In the records below, work out how many lines hold the word "threads". Report the number alone.

[EXTRACTED RECORDS]
>>>

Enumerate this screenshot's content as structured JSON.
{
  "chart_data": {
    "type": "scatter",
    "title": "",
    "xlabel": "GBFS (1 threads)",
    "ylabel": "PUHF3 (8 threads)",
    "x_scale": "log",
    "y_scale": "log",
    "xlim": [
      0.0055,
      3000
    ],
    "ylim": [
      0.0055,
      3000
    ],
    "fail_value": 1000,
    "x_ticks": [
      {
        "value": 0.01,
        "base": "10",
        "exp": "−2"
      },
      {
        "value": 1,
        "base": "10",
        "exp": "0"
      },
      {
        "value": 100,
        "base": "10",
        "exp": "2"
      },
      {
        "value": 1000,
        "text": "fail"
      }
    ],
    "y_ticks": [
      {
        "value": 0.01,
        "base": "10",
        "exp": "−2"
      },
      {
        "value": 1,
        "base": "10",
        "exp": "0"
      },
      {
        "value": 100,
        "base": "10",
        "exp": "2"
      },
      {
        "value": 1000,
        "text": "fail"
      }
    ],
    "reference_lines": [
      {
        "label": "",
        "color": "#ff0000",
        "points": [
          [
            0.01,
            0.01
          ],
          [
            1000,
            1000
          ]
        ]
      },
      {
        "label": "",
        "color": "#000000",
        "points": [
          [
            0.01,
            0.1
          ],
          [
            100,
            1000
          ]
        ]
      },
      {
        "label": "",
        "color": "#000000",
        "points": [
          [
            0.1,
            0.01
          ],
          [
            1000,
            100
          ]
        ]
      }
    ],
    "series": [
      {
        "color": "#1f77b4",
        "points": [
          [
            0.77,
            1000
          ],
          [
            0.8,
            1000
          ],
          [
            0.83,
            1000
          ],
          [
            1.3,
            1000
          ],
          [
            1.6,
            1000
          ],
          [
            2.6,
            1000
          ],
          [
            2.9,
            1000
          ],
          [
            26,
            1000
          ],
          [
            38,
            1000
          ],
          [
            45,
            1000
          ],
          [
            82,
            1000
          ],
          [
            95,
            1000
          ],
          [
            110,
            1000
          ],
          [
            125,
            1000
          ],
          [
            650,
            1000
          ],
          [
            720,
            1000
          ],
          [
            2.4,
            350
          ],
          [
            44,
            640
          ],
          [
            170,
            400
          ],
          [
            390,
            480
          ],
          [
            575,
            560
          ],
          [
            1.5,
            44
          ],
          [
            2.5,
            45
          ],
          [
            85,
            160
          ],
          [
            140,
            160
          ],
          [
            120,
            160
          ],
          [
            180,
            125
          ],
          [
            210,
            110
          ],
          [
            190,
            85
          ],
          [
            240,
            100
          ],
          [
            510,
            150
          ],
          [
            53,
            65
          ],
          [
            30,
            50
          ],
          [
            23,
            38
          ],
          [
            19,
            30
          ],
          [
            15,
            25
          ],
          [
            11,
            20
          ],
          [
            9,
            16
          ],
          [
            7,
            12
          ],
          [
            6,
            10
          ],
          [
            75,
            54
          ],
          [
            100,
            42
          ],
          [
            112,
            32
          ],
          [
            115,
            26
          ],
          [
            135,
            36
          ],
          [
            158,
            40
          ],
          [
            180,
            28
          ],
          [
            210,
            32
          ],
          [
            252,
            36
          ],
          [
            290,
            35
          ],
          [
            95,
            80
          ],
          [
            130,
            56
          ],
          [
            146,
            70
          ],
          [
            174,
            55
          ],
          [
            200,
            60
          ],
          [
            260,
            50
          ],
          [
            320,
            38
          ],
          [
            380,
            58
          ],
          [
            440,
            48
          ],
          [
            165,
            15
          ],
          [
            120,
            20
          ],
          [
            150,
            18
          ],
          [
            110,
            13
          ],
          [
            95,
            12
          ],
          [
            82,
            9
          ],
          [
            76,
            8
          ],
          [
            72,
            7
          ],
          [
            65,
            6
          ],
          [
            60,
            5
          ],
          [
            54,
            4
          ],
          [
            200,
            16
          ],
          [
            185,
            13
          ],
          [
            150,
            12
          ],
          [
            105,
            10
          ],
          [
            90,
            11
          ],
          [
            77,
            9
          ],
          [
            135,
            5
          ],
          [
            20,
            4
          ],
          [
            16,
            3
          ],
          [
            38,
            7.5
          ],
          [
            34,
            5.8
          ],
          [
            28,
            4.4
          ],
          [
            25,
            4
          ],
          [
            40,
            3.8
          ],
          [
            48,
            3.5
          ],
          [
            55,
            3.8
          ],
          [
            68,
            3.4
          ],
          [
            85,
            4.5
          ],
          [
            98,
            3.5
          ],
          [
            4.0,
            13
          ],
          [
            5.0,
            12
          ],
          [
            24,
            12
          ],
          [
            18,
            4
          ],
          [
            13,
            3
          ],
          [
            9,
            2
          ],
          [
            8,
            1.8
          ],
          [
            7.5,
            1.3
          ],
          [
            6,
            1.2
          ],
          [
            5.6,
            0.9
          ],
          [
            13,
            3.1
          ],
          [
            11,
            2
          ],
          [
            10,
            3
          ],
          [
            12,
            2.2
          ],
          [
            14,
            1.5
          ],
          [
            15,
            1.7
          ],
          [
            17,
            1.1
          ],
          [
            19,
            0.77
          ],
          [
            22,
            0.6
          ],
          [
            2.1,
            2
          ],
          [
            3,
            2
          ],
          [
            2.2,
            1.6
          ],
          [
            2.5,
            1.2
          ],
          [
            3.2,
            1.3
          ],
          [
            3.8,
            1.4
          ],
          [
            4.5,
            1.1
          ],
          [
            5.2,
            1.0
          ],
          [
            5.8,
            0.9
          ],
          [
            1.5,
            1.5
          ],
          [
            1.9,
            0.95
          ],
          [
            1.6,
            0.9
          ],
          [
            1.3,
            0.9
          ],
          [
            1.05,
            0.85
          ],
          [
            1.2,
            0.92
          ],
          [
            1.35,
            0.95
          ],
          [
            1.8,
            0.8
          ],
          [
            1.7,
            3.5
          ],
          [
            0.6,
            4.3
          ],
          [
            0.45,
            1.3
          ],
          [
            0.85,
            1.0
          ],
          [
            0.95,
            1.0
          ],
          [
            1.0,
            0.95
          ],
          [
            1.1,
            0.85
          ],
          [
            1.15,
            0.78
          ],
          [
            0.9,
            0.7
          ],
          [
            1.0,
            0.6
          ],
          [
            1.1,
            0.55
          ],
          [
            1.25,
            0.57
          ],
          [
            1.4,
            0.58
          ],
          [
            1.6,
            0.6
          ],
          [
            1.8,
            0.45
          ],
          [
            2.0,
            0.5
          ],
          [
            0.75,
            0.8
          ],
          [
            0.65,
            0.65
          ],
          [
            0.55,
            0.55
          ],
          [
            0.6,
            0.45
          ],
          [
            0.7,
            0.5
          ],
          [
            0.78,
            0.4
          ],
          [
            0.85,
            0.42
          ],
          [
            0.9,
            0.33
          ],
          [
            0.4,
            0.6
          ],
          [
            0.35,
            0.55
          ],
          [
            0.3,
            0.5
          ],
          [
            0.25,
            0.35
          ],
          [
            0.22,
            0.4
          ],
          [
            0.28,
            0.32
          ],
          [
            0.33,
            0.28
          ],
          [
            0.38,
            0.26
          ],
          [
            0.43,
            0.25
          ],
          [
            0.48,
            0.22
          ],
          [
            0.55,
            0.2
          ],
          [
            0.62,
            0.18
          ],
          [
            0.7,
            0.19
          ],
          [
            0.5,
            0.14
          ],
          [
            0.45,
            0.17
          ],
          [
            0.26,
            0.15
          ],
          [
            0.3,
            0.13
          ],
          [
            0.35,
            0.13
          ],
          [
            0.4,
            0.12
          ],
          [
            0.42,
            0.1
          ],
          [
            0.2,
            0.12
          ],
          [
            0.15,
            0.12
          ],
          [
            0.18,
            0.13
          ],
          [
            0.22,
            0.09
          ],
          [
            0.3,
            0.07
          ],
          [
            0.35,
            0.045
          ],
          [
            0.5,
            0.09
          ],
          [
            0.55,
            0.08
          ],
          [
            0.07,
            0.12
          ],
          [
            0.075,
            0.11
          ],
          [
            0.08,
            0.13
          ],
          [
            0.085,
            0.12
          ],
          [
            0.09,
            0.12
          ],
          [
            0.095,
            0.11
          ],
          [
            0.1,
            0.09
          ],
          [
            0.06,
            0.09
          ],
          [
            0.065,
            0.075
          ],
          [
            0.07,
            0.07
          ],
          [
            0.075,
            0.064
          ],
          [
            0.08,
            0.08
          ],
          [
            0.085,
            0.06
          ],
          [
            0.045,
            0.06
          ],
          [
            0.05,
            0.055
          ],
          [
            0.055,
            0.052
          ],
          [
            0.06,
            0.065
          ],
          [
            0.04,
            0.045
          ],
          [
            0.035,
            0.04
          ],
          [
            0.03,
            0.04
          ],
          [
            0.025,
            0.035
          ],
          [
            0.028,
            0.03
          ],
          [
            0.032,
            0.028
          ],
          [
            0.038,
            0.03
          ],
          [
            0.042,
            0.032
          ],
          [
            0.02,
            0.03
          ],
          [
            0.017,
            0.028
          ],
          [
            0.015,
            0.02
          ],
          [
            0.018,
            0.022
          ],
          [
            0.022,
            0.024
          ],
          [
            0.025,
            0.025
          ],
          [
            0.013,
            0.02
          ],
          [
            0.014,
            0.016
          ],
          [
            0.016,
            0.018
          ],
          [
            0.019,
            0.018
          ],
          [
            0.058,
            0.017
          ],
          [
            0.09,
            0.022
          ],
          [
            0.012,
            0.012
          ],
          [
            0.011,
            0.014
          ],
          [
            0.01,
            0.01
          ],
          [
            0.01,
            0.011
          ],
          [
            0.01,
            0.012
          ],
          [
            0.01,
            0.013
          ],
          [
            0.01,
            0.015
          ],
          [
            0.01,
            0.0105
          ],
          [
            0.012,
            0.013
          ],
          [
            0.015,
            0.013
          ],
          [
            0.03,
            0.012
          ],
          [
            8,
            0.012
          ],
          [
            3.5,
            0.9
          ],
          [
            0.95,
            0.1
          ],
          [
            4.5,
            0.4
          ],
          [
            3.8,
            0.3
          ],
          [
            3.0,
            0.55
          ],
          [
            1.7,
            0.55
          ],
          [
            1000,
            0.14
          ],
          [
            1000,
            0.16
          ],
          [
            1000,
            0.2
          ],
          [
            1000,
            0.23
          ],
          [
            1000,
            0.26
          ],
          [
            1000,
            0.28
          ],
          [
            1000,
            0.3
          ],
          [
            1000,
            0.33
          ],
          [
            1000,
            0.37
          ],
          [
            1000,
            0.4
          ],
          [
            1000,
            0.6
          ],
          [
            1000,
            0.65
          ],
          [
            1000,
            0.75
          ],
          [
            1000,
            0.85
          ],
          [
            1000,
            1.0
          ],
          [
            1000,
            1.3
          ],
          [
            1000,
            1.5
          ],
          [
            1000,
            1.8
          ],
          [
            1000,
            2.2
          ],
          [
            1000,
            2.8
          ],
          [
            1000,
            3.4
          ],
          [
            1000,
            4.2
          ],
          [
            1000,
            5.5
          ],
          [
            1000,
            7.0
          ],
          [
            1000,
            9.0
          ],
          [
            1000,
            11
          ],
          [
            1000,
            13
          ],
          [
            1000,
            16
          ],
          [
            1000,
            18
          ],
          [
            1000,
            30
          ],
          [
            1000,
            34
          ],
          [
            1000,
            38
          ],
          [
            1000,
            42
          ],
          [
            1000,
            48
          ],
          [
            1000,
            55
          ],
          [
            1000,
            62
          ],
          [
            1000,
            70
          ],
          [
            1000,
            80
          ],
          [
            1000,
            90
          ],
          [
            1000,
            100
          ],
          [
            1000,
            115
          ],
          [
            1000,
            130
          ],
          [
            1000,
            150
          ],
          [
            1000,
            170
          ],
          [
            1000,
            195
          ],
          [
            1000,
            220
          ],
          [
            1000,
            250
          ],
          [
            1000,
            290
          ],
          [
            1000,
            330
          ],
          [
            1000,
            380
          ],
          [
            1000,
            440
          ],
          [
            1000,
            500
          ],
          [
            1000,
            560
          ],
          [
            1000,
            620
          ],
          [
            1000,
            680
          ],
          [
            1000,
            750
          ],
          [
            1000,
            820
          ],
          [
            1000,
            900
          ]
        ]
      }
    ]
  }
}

<<<

[TASK RESULT] 2